Given instruction: Search the material below for the word "xlabel" and copy every line in which it occurs.

Dataset excerpts:
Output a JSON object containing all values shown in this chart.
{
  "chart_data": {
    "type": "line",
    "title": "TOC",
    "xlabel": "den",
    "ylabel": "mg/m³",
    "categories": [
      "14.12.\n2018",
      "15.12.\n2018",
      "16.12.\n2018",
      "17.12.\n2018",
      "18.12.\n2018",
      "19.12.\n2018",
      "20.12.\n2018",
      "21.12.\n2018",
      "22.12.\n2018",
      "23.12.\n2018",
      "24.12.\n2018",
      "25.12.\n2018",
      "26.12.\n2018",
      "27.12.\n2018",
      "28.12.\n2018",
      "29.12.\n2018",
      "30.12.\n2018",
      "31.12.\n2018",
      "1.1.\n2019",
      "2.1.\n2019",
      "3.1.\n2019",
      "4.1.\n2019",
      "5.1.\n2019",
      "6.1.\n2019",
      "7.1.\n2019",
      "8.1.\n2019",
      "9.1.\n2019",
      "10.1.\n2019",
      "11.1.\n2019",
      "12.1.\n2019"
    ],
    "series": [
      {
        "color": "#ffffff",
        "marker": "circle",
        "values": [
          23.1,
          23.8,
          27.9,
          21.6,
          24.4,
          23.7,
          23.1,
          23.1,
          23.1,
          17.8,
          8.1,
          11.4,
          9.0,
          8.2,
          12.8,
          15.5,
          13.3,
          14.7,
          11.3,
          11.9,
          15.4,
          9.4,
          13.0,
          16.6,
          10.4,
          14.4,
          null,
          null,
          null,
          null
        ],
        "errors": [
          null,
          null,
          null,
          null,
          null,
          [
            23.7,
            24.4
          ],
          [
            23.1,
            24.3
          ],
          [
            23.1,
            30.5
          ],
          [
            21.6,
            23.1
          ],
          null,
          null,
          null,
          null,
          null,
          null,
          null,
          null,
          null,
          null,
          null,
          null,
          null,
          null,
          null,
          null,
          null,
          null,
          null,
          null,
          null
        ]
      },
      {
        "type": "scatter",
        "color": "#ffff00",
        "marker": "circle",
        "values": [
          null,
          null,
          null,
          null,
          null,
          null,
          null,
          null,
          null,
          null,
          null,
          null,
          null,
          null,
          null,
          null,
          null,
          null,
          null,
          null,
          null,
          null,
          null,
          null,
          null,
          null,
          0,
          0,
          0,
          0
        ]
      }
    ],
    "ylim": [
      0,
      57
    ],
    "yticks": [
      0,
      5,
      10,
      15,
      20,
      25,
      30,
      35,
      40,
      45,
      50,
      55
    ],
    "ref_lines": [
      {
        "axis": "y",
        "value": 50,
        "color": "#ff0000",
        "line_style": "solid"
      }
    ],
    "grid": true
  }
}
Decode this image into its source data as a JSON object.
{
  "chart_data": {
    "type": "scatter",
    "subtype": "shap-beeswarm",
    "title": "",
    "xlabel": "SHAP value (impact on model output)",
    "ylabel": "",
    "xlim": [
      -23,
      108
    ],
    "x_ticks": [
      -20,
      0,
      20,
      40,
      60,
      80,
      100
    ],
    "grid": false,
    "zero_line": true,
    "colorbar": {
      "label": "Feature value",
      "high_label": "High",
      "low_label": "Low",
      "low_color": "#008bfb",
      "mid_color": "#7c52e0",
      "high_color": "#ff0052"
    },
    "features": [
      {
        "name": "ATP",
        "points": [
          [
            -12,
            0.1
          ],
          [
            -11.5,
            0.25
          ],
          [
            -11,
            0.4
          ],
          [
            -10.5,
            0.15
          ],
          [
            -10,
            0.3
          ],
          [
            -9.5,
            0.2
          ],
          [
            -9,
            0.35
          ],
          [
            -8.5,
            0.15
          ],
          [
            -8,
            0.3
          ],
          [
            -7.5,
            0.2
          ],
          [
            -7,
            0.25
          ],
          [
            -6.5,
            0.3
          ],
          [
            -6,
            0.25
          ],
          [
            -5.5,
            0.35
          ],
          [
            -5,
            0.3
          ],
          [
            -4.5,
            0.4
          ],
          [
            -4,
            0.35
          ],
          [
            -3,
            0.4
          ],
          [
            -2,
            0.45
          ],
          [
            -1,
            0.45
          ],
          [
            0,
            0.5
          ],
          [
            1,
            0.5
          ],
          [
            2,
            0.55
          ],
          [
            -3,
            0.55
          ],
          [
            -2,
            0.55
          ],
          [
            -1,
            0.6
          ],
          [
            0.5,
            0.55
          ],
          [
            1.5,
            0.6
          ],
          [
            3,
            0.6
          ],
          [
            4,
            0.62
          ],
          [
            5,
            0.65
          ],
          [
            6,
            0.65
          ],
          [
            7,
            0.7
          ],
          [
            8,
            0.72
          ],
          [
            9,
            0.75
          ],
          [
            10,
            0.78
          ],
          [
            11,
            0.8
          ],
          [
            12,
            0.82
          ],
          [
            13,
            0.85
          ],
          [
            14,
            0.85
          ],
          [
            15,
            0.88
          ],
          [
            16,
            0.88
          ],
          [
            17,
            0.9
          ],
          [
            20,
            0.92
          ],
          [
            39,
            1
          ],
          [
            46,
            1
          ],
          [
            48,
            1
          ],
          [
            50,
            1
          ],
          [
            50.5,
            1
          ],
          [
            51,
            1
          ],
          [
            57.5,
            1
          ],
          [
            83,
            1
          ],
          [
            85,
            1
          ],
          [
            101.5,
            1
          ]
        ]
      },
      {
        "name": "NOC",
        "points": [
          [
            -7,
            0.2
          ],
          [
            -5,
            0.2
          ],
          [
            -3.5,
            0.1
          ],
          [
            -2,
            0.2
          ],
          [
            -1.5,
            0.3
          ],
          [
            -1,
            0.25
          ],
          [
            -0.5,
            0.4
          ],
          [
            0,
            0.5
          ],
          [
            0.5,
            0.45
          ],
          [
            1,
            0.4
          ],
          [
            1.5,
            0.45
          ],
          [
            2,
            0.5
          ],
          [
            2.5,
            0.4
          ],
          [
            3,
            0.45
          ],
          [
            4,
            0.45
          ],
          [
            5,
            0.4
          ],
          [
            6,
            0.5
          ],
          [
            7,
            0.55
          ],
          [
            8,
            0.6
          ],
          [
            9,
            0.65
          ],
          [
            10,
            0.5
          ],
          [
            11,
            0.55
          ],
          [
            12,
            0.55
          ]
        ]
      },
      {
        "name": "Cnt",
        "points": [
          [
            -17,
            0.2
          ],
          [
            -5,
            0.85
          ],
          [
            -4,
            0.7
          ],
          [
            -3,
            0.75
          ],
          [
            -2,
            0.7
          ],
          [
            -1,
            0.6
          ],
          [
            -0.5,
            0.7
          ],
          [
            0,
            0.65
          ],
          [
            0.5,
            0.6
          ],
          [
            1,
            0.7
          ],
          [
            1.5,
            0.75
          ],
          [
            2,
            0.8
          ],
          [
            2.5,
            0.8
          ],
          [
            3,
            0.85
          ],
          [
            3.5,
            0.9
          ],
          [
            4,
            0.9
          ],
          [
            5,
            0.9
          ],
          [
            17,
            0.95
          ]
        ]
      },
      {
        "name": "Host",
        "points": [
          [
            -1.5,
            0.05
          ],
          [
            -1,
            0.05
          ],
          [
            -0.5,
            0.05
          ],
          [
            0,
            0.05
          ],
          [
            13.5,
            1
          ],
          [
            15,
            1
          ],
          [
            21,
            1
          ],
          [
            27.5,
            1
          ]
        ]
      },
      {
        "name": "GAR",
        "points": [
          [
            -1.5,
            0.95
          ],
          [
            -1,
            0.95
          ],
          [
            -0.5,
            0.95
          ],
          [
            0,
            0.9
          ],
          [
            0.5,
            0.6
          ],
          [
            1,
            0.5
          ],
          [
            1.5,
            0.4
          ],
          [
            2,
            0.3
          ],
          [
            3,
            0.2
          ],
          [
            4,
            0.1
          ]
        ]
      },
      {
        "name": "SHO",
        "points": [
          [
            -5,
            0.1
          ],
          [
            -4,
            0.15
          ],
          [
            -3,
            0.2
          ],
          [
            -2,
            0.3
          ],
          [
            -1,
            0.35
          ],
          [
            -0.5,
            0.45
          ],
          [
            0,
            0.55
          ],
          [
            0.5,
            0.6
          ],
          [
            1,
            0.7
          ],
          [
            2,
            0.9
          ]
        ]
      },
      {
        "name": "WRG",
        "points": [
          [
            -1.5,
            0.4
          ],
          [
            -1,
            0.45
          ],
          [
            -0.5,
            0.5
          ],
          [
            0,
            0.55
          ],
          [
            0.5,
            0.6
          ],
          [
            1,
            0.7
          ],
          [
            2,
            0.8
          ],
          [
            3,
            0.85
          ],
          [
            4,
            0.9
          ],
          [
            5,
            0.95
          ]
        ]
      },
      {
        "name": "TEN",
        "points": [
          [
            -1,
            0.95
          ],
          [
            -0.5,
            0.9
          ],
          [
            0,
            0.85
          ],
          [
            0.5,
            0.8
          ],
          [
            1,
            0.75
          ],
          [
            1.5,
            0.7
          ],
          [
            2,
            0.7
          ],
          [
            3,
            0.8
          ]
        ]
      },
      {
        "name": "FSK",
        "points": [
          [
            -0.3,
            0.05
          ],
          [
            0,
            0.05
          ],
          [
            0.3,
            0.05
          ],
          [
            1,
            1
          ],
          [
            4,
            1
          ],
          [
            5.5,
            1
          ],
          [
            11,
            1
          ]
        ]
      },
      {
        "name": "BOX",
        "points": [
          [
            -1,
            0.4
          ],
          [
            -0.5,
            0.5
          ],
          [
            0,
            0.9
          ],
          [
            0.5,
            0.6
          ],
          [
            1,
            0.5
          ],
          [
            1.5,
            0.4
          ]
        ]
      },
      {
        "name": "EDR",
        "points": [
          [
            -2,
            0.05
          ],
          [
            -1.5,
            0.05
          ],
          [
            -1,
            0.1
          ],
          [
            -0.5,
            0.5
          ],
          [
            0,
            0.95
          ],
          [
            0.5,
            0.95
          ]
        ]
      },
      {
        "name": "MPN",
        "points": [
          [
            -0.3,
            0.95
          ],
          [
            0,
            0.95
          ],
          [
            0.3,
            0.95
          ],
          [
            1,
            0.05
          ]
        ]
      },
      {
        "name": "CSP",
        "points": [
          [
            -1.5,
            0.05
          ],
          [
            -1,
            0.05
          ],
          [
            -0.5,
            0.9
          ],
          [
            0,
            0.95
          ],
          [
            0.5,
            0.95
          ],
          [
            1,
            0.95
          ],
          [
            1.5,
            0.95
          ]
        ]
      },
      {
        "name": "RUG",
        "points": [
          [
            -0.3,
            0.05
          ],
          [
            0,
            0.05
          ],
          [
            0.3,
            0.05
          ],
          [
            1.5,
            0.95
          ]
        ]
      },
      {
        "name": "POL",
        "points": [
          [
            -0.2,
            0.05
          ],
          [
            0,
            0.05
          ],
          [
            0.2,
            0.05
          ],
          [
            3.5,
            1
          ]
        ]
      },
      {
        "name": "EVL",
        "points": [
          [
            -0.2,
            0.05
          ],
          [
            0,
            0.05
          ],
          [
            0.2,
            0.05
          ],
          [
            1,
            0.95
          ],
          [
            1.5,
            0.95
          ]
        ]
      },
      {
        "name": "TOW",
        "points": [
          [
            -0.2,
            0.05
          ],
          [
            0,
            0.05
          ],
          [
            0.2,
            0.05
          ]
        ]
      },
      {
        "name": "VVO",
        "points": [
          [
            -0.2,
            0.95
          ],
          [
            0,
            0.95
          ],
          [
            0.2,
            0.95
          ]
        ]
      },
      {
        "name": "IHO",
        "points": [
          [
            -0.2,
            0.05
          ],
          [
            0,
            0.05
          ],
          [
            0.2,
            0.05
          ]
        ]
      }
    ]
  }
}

Task solution:
    "xlabel": "den",
    "xlabel": "SHAP value (impact on model output)",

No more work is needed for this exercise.